Task directions: From the entries below, extract every line that includes the word "Cortex".

Start of Provided data

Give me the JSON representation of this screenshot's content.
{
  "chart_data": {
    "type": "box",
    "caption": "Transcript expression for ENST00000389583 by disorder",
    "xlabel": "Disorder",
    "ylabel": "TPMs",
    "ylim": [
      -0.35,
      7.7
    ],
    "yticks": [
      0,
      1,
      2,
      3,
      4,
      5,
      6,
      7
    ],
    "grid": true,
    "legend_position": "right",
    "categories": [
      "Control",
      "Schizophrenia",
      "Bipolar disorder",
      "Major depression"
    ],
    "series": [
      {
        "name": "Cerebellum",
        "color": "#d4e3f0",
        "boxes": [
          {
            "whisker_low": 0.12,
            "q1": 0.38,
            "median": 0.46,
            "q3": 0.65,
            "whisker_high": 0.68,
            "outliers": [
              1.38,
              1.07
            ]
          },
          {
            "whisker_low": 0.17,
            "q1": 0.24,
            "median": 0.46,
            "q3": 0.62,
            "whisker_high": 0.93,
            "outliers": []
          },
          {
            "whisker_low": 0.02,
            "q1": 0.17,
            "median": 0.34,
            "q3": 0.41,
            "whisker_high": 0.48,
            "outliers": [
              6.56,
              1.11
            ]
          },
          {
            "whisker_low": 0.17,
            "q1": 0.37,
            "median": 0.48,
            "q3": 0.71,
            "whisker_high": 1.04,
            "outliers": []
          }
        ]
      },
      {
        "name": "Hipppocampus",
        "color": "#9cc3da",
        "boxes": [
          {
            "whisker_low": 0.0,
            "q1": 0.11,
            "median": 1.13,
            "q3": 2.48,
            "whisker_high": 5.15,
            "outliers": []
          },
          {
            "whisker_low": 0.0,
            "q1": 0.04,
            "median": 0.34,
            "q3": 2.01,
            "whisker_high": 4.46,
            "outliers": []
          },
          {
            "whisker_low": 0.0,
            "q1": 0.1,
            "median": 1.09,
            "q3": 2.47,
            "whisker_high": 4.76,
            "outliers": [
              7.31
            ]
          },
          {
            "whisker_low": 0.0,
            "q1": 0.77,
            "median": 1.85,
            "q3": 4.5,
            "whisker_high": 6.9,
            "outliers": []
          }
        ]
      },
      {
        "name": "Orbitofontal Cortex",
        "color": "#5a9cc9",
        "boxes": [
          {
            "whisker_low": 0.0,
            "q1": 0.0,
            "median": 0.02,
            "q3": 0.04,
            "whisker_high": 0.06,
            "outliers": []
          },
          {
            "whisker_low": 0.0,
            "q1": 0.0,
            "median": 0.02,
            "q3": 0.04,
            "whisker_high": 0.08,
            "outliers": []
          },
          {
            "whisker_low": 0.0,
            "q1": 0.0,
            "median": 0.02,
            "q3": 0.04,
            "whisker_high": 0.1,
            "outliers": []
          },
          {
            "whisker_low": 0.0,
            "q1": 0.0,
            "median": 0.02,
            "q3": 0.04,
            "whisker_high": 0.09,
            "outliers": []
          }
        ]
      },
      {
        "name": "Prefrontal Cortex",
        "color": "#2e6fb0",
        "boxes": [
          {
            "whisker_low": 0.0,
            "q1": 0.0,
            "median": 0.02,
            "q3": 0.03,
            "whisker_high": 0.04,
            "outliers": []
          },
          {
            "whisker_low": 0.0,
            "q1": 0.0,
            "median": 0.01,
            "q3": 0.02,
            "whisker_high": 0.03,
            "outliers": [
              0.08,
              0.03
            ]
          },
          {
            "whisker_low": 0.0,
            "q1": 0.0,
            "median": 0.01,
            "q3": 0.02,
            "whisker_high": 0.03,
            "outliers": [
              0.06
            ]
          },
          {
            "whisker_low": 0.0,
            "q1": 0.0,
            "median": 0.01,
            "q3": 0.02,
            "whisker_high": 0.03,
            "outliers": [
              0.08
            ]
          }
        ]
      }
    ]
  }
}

End of Provided data

Output for this task:
        "name": "Orbitofontal Cortex",
        "name": "Prefrontal Cortex",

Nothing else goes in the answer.